■ Task requirements ■
Collect the lines of the entries where "title" shows up.

■ Records provided ■
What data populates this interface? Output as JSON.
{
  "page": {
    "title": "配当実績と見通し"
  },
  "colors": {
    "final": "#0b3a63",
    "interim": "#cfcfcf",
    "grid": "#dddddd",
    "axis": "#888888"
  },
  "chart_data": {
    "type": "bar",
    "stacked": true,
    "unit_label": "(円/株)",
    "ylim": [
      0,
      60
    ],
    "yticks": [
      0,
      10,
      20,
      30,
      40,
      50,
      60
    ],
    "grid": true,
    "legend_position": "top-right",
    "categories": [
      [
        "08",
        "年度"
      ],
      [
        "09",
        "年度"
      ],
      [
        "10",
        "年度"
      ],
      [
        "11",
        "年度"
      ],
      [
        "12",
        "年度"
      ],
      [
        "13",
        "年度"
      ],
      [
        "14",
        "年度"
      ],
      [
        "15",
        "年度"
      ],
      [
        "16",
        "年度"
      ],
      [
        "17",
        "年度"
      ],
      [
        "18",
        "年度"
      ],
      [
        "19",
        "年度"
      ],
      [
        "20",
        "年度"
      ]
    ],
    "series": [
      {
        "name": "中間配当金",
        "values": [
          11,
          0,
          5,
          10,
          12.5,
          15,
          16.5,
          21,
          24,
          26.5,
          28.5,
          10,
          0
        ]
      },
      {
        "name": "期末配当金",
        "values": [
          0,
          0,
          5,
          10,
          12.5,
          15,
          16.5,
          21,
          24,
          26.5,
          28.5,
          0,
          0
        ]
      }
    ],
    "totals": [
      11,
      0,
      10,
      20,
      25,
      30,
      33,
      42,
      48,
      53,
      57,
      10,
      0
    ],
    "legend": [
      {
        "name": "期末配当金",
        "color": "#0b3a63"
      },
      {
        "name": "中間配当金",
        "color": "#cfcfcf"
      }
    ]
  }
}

---

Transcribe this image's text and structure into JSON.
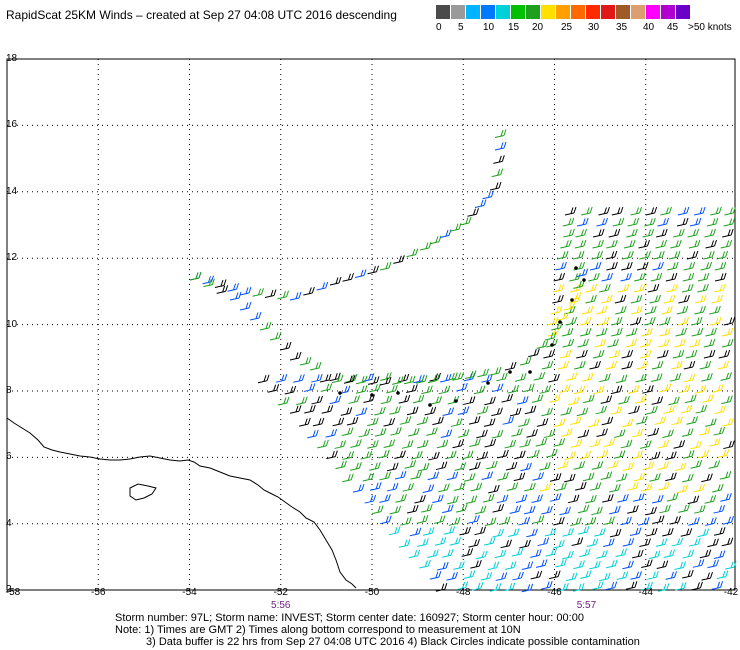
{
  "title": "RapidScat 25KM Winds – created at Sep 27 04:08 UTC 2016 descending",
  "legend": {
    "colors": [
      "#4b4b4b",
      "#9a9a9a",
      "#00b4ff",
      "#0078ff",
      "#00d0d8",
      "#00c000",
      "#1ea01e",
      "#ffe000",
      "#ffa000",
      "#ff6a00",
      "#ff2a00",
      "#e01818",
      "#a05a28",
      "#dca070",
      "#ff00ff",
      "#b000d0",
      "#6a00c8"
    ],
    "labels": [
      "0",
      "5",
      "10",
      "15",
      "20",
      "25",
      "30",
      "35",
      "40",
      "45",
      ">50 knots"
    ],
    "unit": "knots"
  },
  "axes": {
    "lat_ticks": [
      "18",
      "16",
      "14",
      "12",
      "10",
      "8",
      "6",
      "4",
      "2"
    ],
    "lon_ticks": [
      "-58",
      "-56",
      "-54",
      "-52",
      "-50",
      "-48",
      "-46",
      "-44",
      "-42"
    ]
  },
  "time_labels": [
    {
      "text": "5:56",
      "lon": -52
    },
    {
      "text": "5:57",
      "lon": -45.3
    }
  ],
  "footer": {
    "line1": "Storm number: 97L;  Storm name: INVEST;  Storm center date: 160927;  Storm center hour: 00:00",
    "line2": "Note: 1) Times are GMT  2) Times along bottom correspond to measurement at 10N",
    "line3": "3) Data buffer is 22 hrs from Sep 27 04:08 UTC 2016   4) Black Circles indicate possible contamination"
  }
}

...

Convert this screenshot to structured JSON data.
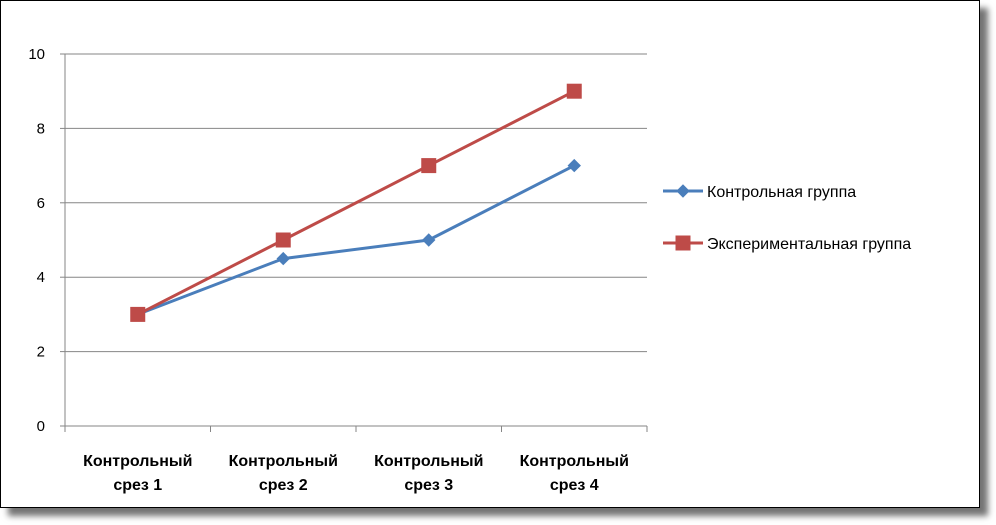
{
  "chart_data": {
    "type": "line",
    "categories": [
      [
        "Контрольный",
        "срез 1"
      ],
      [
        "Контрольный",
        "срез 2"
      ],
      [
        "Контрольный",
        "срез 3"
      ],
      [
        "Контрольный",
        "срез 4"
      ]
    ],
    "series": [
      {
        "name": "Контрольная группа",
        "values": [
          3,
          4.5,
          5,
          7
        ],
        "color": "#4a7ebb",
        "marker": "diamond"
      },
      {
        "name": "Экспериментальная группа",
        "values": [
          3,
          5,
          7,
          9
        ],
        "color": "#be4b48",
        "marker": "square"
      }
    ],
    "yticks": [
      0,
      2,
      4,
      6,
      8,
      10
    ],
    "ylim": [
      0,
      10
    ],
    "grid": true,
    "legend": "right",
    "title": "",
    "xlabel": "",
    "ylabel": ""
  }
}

■ Output of the task ■
    "title": "配当実績と見通し"
  "title": "RapidScat 25KM Winds – created at Sep 27 04:08 UTC 2016 descending",
    "title": "",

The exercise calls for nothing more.